* [EXERCISE INSTRUCTIONS]:
Print every record below exactly as written.

** start of RECORD SET **

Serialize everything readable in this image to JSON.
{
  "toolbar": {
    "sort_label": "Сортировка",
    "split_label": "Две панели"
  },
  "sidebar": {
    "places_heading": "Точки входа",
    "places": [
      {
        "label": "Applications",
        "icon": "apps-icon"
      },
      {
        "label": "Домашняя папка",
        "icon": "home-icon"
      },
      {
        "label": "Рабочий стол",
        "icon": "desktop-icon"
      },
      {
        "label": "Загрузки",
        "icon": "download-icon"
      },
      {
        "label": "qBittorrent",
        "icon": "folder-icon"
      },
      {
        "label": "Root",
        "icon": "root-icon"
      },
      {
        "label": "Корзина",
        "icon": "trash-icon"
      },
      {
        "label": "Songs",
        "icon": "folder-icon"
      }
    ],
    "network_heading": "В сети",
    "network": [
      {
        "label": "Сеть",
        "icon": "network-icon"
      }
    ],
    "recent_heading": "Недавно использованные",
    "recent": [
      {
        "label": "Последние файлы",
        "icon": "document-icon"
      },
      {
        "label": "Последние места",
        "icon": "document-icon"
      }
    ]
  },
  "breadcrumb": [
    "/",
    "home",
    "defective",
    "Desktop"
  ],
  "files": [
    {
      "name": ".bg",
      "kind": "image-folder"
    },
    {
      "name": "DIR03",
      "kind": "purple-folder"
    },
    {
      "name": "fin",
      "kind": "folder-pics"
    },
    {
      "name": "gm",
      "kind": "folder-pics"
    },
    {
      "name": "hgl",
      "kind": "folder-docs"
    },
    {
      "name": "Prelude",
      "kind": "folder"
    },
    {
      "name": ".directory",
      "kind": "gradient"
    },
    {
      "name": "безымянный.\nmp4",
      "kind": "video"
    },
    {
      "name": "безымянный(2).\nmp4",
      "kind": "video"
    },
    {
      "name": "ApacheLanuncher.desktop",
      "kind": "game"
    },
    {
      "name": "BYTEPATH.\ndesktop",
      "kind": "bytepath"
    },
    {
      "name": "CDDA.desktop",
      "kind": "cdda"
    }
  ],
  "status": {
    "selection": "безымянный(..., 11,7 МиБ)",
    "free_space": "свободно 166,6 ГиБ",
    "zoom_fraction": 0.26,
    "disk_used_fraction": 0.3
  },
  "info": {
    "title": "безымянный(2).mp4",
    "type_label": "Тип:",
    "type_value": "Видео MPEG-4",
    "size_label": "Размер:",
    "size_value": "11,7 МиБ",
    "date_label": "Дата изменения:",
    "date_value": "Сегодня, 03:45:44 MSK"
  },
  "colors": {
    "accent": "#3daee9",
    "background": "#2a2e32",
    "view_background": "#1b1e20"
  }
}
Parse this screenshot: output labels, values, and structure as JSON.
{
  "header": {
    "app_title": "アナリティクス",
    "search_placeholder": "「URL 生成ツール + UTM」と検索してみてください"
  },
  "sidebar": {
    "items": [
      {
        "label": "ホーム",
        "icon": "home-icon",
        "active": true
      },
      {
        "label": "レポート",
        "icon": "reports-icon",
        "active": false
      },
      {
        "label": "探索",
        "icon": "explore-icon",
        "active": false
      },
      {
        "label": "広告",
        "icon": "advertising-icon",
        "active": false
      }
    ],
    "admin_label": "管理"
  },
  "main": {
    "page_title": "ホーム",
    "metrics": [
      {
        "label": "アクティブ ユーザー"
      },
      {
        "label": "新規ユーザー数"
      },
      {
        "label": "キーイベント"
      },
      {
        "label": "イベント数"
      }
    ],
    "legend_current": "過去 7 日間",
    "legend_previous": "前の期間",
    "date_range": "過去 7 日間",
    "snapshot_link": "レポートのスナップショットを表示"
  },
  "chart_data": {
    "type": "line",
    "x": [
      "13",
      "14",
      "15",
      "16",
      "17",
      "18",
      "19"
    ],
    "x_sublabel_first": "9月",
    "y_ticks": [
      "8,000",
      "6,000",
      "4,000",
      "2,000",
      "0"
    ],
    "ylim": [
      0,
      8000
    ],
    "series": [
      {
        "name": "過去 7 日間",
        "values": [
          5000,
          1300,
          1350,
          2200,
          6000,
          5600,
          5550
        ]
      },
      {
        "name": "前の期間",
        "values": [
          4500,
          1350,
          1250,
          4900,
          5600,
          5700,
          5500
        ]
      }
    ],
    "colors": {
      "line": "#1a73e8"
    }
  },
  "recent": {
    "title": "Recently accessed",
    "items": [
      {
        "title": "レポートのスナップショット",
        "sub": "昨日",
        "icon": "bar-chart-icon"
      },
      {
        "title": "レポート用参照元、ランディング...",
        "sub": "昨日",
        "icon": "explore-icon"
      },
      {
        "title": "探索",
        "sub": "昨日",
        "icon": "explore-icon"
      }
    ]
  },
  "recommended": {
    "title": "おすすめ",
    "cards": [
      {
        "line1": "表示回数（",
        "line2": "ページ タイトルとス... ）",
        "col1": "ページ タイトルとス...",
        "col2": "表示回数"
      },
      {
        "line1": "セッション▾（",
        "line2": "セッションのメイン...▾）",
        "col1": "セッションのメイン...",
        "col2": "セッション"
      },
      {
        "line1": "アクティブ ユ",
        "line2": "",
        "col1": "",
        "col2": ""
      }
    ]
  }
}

** end of RECORD SET **

* [FINAL ANSWER]:
Serialize everything readable in this image to JSON.
{
  "toolbar": {
    "sort_label": "Сортировка",
    "split_label": "Две панели"
  },
  "sidebar": {
    "places_heading": "Точки входа",
    "places": [
      {
        "label": "Applications",
        "icon": "apps-icon"
      },
      {
        "label": "Домашняя папка",
        "icon": "home-icon"
      },
      {
        "label": "Рабочий стол",
        "icon": "desktop-icon"
      },
      {
        "label": "Загрузки",
        "icon": "download-icon"
      },
      {
        "label": "qBittorrent",
        "icon": "folder-icon"
      },
      {
        "label": "Root",
        "icon": "root-icon"
      },
      {
        "label": "Корзина",
        "icon": "trash-icon"
      },
      {
        "label": "Songs",
        "icon": "folder-icon"
      }
    ],
    "network_heading": "В сети",
    "network": [
      {
        "label": "Сеть",
        "icon": "network-icon"
      }
    ],
    "recent_heading": "Недавно использованные",
    "recent": [
      {
        "label": "Последние файлы",
        "icon": "document-icon"
      },
      {
        "label": "Последние места",
        "icon": "document-icon"
      }
    ]
  },
  "breadcrumb": [
    "/",
    "home",
    "defective",
    "Desktop"
  ],
  "files": [
    {
      "name": ".bg",
      "kind": "image-folder"
    },
    {
      "name": "DIR03",
      "kind": "purple-folder"
    },
    {
      "name": "fin",
      "kind": "folder-pics"
    },
    {
      "name": "gm",
      "kind": "folder-pics"
    },
    {
      "name": "hgl",
      "kind": "folder-docs"
    },
    {
      "name": "Prelude",
      "kind": "folder"
    },
    {
      "name": ".directory",
      "kind": "gradient"
    },
    {
      "name": "безымянный.\nmp4",
      "kind": "video"
    },
    {
      "name": "безымянный(2).\nmp4",
      "kind": "video"
    },
    {
      "name": "ApacheLanuncher.desktop",
      "kind": "game"
    },
    {
      "name": "BYTEPATH.\ndesktop",
      "kind": "bytepath"
    },
    {
      "name": "CDDA.desktop",
      "kind": "cdda"
    }
  ],
  "status": {
    "selection": "безымянный(..., 11,7 МиБ)",
    "free_space": "свободно 166,6 ГиБ",
    "zoom_fraction": 0.26,
    "disk_used_fraction": 0.3
  },
  "info": {
    "title": "безымянный(2).mp4",
    "type_label": "Тип:",
    "type_value": "Видео MPEG-4",
    "size_label": "Размер:",
    "size_value": "11,7 МиБ",
    "date_label": "Дата изменения:",
    "date_value": "Сегодня, 03:45:44 MSK"
  },
  "colors": {
    "accent": "#3daee9",
    "background": "#2a2e32",
    "view_background": "#1b1e20"
  }
}
Parse this screenshot: output labels, values, and structure as JSON.
{
  "header": {
    "app_title": "アナリティクス",
    "search_placeholder": "「URL 生成ツール + UTM」と検索してみてください"
  },
  "sidebar": {
    "items": [
      {
        "label": "ホーム",
        "icon": "home-icon",
        "active": true
      },
      {
        "label": "レポート",
        "icon": "reports-icon",
        "active": false
      },
      {
        "label": "探索",
        "icon": "explore-icon",
        "active": false
      },
      {
        "label": "広告",
        "icon": "advertising-icon",
        "active": false
      }
    ],
    "admin_label": "管理"
  },
  "main": {
    "page_title": "ホーム",
    "metrics": [
      {
        "label": "アクティブ ユーザー"
      },
      {
        "label": "新規ユーザー数"
      },
      {
        "label": "キーイベント"
      },
      {
        "label": "イベント数"
      }
    ],
    "legend_current": "過去 7 日間",
    "legend_previous": "前の期間",
    "date_range": "過去 7 日間",
    "snapshot_link": "レポートのスナップショットを表示"
  },
  "chart_data": {
    "type": "line",
    "x": [
      "13",
      "14",
      "15",
      "16",
      "17",
      "18",
      "19"
    ],
    "x_sublabel_first": "9月",
    "y_ticks": [
      "8,000",
      "6,000",
      "4,000",
      "2,000",
      "0"
    ],
    "ylim": [
      0,
      8000
    ],
    "series": [
      {
        "name": "過去 7 日間",
        "values": [
          5000,
          1300,
          1350,
          2200,
          6000,
          5600,
          5550
        ]
      },
      {
        "name": "前の期間",
        "values": [
          4500,
          1350,
          1250,
          4900,
          5600,
          5700,
          5500
        ]
      }
    ],
    "colors": {
      "line": "#1a73e8"
    }
  },
  "recent": {
    "title": "Recently accessed",
    "items": [
      {
        "title": "レポートのスナップショット",
        "sub": "昨日",
        "icon": "bar-chart-icon"
      },
      {
        "title": "レポート用参照元、ランディング...",
        "sub": "昨日",
        "icon": "explore-icon"
      },
      {
        "title": "探索",
        "sub": "昨日",
        "icon": "explore-icon"
      }
    ]
  },
  "recommended": {
    "title": "おすすめ",
    "cards": [
      {
        "line1": "表示回数（",
        "line2": "ページ タイトルとス... ）",
        "col1": "ページ タイトルとス...",
        "col2": "表示回数"
      },
      {
        "line1": "セッション▾（",
        "line2": "セッションのメイン...▾）",
        "col1": "セッションのメイン...",
        "col2": "セッション"
      },
      {
        "line1": "アクティブ ユ",
        "line2": "",
        "col1": "",
        "col2": ""
      }
    ]
  }
}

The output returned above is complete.